- Material supplied

☆ ☆ ☆ ☆ ☆

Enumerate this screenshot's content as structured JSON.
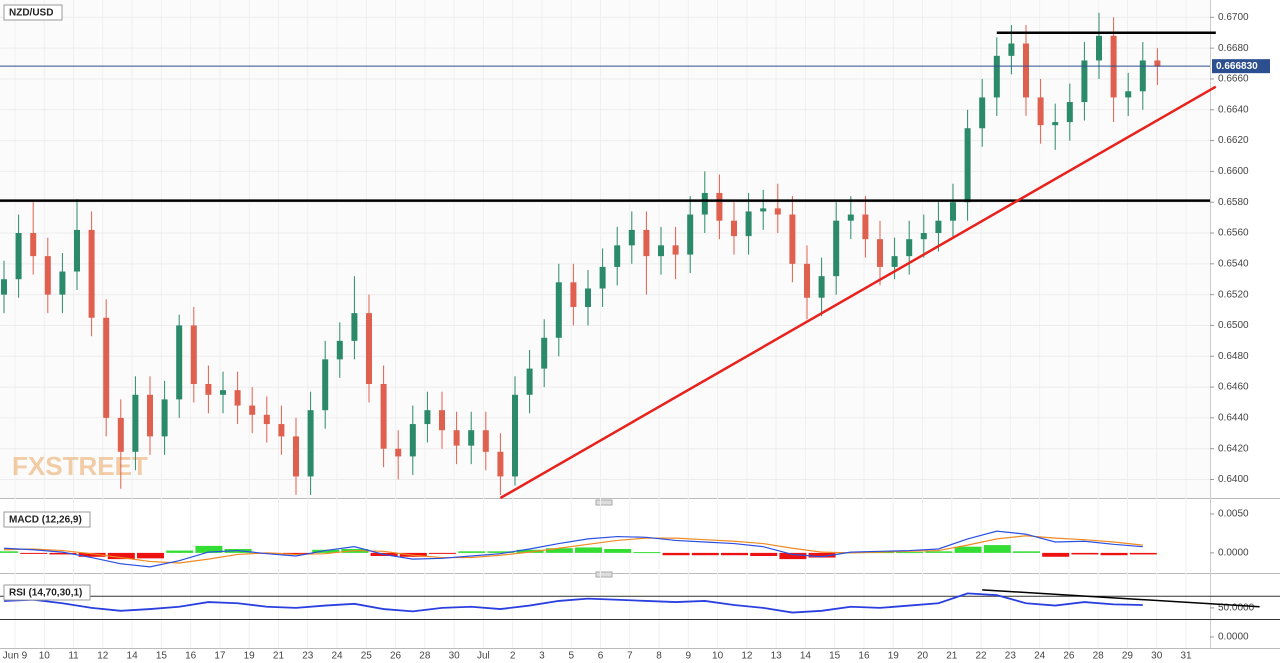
{
  "chart_data": [
    {
      "type": "candlestick",
      "title": "NZD/USD",
      "watermark": "FXSTREET",
      "open": [
        0.652,
        0.653,
        0.656,
        0.6545,
        0.652,
        0.6535,
        0.6562,
        0.6505,
        0.644,
        0.6418,
        0.6455,
        0.6428,
        0.6452,
        0.65,
        0.6462,
        0.6455,
        0.6458,
        0.6448,
        0.6442,
        0.6436,
        0.6428,
        0.6402,
        0.6445,
        0.6478,
        0.649,
        0.6508,
        0.6462,
        0.642,
        0.6415,
        0.6436,
        0.6445,
        0.6432,
        0.6422,
        0.6432,
        0.6418,
        0.6402,
        0.6455,
        0.6472,
        0.6492,
        0.6528,
        0.6512,
        0.6524,
        0.6538,
        0.6552,
        0.6562,
        0.6545,
        0.6552,
        0.6546,
        0.6572,
        0.6586,
        0.6568,
        0.6558,
        0.6574,
        0.6576,
        0.6572,
        0.654,
        0.6518,
        0.6532,
        0.6568,
        0.6572,
        0.6556,
        0.6538,
        0.6545,
        0.6556,
        0.656,
        0.6568,
        0.658,
        0.6628,
        0.6648,
        0.6675,
        0.6683,
        0.6648,
        0.663,
        0.6632,
        0.6645,
        0.6672,
        0.6688,
        0.6648,
        0.6652,
        0.6672
      ],
      "high": [
        0.6542,
        0.6572,
        0.658,
        0.6557,
        0.6547,
        0.6582,
        0.6574,
        0.6517,
        0.6452,
        0.6467,
        0.6467,
        0.6464,
        0.6507,
        0.6512,
        0.6474,
        0.647,
        0.647,
        0.646,
        0.6454,
        0.6448,
        0.644,
        0.6457,
        0.649,
        0.6502,
        0.6532,
        0.652,
        0.6474,
        0.6432,
        0.6448,
        0.6457,
        0.6457,
        0.6444,
        0.6444,
        0.6444,
        0.643,
        0.6467,
        0.6484,
        0.6504,
        0.654,
        0.654,
        0.6536,
        0.655,
        0.6564,
        0.6574,
        0.6574,
        0.6564,
        0.6564,
        0.6584,
        0.66,
        0.6598,
        0.658,
        0.6586,
        0.6588,
        0.6592,
        0.6584,
        0.6552,
        0.6544,
        0.658,
        0.6584,
        0.6584,
        0.6568,
        0.6557,
        0.6568,
        0.6572,
        0.658,
        0.6592,
        0.664,
        0.666,
        0.6687,
        0.6695,
        0.6695,
        0.666,
        0.6644,
        0.6657,
        0.6684,
        0.6703,
        0.67,
        0.6664,
        0.6684,
        0.668
      ],
      "low": [
        0.6508,
        0.6518,
        0.6533,
        0.6508,
        0.6508,
        0.6523,
        0.6493,
        0.6428,
        0.6394,
        0.6406,
        0.6416,
        0.6416,
        0.644,
        0.645,
        0.6443,
        0.6443,
        0.6436,
        0.643,
        0.6424,
        0.6416,
        0.639,
        0.639,
        0.6433,
        0.6466,
        0.6478,
        0.645,
        0.6408,
        0.64,
        0.6403,
        0.6424,
        0.642,
        0.641,
        0.641,
        0.6406,
        0.639,
        0.6396,
        0.6443,
        0.646,
        0.648,
        0.65,
        0.65,
        0.6512,
        0.6526,
        0.654,
        0.652,
        0.6533,
        0.653,
        0.6534,
        0.656,
        0.6556,
        0.6546,
        0.6546,
        0.6562,
        0.656,
        0.6528,
        0.6504,
        0.6506,
        0.652,
        0.6556,
        0.6544,
        0.6526,
        0.653,
        0.6533,
        0.6544,
        0.6548,
        0.6556,
        0.6568,
        0.6616,
        0.6636,
        0.6663,
        0.6636,
        0.6618,
        0.6614,
        0.662,
        0.6633,
        0.666,
        0.6632,
        0.6636,
        0.664,
        0.6656
      ],
      "close": [
        0.653,
        0.656,
        0.6545,
        0.652,
        0.6535,
        0.6562,
        0.6505,
        0.644,
        0.6418,
        0.6455,
        0.6428,
        0.6452,
        0.65,
        0.6462,
        0.6455,
        0.6458,
        0.6448,
        0.6442,
        0.6436,
        0.6428,
        0.6402,
        0.6445,
        0.6478,
        0.649,
        0.6508,
        0.6462,
        0.642,
        0.6415,
        0.6436,
        0.6445,
        0.6432,
        0.6422,
        0.6432,
        0.6418,
        0.6402,
        0.6455,
        0.6472,
        0.6492,
        0.6528,
        0.6512,
        0.6524,
        0.6538,
        0.6552,
        0.6562,
        0.6545,
        0.6552,
        0.6546,
        0.6572,
        0.6586,
        0.6568,
        0.6558,
        0.6574,
        0.6576,
        0.6572,
        0.654,
        0.6518,
        0.6532,
        0.6568,
        0.6572,
        0.6556,
        0.6538,
        0.6545,
        0.6556,
        0.656,
        0.6568,
        0.658,
        0.6628,
        0.6648,
        0.6675,
        0.6683,
        0.6648,
        0.663,
        0.6632,
        0.6645,
        0.6672,
        0.6688,
        0.6648,
        0.6652,
        0.6672,
        0.6668
      ],
      "up_color": "#2b8a6a",
      "down_color": "#e0604f",
      "ylim": [
        0.6388,
        0.6708
      ],
      "yticks": [
        {
          "value": 0.64,
          "label": "0.6400"
        },
        {
          "value": 0.642,
          "label": "0.6420"
        },
        {
          "value": 0.644,
          "label": "0.6440"
        },
        {
          "value": 0.646,
          "label": "0.6460"
        },
        {
          "value": 0.648,
          "label": "0.6480"
        },
        {
          "value": 0.65,
          "label": "0.6500"
        },
        {
          "value": 0.652,
          "label": "0.6520"
        },
        {
          "value": 0.654,
          "label": "0.6540"
        },
        {
          "value": 0.656,
          "label": "0.6560"
        },
        {
          "value": 0.658,
          "label": "0.6580"
        },
        {
          "value": 0.66,
          "label": "0.6600"
        },
        {
          "value": 0.662,
          "label": "0.6620"
        },
        {
          "value": 0.664,
          "label": "0.6640"
        },
        {
          "value": 0.666,
          "label": "0.6660"
        },
        {
          "value": 0.668,
          "label": "0.6680"
        },
        {
          "value": 0.67,
          "label": "0.6700"
        }
      ],
      "grid": true,
      "hlines": [
        {
          "value": 0.6581,
          "color": "#000000"
        }
      ],
      "segments": [
        {
          "x": [
            68,
            83
          ],
          "y": [
            0.669,
            0.669
          ],
          "color": "#000000"
        },
        {
          "x": [
            34,
            83
          ],
          "y": [
            0.6388,
            0.6655
          ],
          "color": "#e8211c"
        }
      ],
      "last_price": {
        "value": 0.66683,
        "label": "0.666830",
        "color": "#2c4f8f"
      },
      "x_labels": [
        "Jun 9",
        "10",
        "11",
        "12",
        "14",
        "15",
        "16",
        "17",
        "19",
        "21",
        "23",
        "24",
        "25",
        "26",
        "28",
        "30",
        "Jul",
        "2",
        "3",
        "5",
        "6",
        "7",
        "8",
        "9",
        "10",
        "12",
        "13",
        "14",
        "15",
        "16",
        "19",
        "20",
        "21",
        "22",
        "23",
        "24",
        "26",
        "28",
        "29",
        "30",
        "31"
      ]
    },
    {
      "type": "macd",
      "title": "MACD (12,26,9)",
      "macd": [
        0.0006,
        0.0004,
        0.0001,
        -0.0006,
        -0.0014,
        -0.0018,
        -0.001,
        0.0001,
        0.0003,
        -0.0001,
        -0.0004,
        0.0003,
        0.0008,
        -0.0002,
        -0.0008,
        -0.0007,
        -0.0004,
        -0.0001,
        0.0005,
        0.0012,
        0.0018,
        0.0021,
        0.002,
        0.0016,
        0.0014,
        0.0012,
        0.0008,
        -0.0002,
        -0.0005,
        0.0001,
        0.0002,
        0.0003,
        0.0005,
        0.0018,
        0.0028,
        0.0024,
        0.0014,
        0.0015,
        0.0011,
        0.0008
      ],
      "signal": [
        0.0004,
        0.0005,
        0.0003,
        -0.0001,
        -0.0006,
        -0.0011,
        -0.0013,
        -0.0008,
        -0.0002,
        0.0,
        -0.0002,
        -0.0001,
        0.0003,
        0.0002,
        -0.0003,
        -0.0006,
        -0.0006,
        -0.0003,
        0.0001,
        0.0006,
        0.0011,
        0.0016,
        0.0019,
        0.0019,
        0.0017,
        0.0015,
        0.0012,
        0.0006,
        0.0001,
        0.0,
        0.0001,
        0.0002,
        0.0003,
        0.001,
        0.0018,
        0.0022,
        0.0019,
        0.0017,
        0.0014,
        0.001
      ],
      "histogram": [
        0.0002,
        -0.0001,
        -0.0002,
        -0.0005,
        -0.0008,
        -0.0007,
        0.0003,
        0.0009,
        0.0005,
        -0.0001,
        -0.0002,
        0.0004,
        0.0005,
        -0.0004,
        -0.0005,
        -0.0001,
        0.0002,
        0.0002,
        0.0004,
        0.0006,
        0.0007,
        0.0005,
        0.0001,
        -0.0003,
        -0.0003,
        -0.0003,
        -0.0004,
        -0.0008,
        -0.0006,
        0.0001,
        0.0001,
        0.0001,
        0.0002,
        0.0008,
        0.001,
        0.0002,
        -0.0005,
        -0.0002,
        -0.0003,
        -0.0002
      ],
      "macd_color": "#2a50e0",
      "signal_color": "#f08a24",
      "positive_color": "#33dd33",
      "negative_color": "#ee1111",
      "ylim": [
        -0.0022,
        0.0059
      ],
      "yticks": [
        {
          "value": 0.005,
          "label": "0.0050"
        },
        {
          "value": 0,
          "label": "0.0000"
        }
      ]
    },
    {
      "type": "rsi",
      "title": "RSI (14,70,30,1)",
      "values": [
        62,
        64,
        58,
        50,
        45,
        48,
        52,
        60,
        58,
        52,
        50,
        54,
        57,
        48,
        44,
        50,
        52,
        48,
        54,
        62,
        66,
        64,
        62,
        60,
        62,
        55,
        50,
        42,
        45,
        52,
        50,
        54,
        58,
        75,
        72,
        58,
        54,
        60,
        56,
        55
      ],
      "color": "#2a3fe0",
      "ylim": [
        -19,
        98
      ],
      "yticks": [
        {
          "value": 50,
          "label": "50.0000"
        },
        {
          "value": 0,
          "label": "0.0000"
        }
      ],
      "levels": [
        70,
        30
      ],
      "segments": [
        {
          "x": [
            67,
            86
          ],
          "y": [
            81,
            52
          ],
          "color": "#000000"
        }
      ]
    }
  ]
}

☆ ☆ ☆ ☆ ☆

- Exercise aim
Find the lines with the string "type" and reproduce them.

- Written response
      "type": "candlestick",
      "type": "macd",
      "type": "rsi",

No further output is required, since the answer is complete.